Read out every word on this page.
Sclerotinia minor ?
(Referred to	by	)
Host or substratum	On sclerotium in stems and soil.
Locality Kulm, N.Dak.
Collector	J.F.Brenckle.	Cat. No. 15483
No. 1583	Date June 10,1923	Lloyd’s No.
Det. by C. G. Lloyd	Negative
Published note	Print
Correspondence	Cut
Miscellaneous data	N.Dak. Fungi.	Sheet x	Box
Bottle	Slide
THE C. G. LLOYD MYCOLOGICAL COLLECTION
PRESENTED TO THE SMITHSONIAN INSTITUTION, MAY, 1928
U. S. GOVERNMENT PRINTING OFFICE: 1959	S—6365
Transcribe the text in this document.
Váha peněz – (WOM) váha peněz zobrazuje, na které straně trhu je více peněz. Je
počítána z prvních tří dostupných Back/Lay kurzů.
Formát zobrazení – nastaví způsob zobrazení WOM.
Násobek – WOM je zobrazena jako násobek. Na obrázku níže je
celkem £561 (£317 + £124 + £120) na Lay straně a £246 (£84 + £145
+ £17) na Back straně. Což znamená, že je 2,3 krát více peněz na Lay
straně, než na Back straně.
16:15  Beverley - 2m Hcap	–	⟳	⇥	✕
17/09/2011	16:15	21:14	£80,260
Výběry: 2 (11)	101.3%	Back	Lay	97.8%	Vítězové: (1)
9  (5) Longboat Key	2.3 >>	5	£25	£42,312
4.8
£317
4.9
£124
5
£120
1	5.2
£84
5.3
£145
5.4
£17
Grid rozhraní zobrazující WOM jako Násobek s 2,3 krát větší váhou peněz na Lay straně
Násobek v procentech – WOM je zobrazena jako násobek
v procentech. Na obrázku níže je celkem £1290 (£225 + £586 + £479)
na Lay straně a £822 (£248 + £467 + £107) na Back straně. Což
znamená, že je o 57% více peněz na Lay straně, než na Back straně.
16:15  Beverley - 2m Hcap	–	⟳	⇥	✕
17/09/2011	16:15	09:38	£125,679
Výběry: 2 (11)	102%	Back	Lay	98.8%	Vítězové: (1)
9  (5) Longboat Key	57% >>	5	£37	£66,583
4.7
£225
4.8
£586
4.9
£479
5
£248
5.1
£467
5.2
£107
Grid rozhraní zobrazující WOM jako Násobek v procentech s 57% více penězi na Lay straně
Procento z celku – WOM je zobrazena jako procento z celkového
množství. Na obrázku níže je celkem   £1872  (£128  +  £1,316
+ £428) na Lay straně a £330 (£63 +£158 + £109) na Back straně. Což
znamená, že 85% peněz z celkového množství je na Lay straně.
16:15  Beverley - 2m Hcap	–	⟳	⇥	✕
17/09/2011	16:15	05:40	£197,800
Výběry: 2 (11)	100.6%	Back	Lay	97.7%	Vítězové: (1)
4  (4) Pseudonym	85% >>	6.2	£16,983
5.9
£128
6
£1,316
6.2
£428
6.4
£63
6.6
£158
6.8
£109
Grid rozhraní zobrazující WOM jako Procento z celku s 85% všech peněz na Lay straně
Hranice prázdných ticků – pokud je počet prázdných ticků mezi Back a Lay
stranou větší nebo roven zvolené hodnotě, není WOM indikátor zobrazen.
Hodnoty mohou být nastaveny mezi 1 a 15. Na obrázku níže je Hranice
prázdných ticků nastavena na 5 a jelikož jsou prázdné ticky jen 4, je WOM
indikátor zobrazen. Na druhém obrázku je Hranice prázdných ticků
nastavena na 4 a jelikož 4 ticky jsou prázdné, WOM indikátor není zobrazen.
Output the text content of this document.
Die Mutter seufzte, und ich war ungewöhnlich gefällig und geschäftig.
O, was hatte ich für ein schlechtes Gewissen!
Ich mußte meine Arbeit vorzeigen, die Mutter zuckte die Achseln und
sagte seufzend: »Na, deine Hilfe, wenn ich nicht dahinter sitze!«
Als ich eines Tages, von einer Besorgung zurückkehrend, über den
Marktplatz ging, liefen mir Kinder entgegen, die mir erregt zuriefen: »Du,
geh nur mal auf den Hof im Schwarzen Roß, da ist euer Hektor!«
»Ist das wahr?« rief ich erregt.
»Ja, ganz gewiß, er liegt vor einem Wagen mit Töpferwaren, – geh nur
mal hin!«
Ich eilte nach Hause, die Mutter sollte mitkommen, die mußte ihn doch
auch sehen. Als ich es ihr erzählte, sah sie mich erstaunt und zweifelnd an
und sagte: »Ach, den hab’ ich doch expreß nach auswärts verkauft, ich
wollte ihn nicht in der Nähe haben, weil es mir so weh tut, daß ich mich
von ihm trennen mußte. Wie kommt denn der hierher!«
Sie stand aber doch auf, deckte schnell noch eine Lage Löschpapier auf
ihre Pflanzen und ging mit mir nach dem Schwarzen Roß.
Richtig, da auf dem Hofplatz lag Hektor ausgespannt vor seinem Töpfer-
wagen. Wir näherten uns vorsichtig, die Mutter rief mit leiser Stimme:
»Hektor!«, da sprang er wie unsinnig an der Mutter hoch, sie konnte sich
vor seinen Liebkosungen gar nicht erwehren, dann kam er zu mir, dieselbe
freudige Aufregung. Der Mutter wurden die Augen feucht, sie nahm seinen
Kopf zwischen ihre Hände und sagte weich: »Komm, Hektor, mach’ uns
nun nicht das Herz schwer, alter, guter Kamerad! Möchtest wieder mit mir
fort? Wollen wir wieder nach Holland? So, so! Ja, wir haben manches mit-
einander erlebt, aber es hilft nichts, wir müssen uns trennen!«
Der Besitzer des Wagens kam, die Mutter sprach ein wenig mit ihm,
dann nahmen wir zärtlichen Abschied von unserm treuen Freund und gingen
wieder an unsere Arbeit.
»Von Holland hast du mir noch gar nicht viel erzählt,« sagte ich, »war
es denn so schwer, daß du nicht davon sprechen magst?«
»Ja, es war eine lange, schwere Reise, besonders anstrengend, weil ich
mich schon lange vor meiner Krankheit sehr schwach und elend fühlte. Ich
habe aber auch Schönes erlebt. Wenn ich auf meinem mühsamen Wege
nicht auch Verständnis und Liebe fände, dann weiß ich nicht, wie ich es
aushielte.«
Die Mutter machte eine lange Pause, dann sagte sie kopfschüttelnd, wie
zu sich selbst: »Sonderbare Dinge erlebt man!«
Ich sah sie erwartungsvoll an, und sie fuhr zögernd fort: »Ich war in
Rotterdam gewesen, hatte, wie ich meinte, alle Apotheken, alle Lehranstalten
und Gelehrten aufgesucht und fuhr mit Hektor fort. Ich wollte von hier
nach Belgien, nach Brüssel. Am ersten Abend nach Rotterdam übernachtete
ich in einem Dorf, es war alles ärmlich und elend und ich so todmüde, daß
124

=====

For this exercise, gather every line of the data that contains the word "trennen".

von ihm trennen mußte. Wie kommt denn der hierher!«
einander erlebt, aber es hilft nichts, wir müssen uns trennen!«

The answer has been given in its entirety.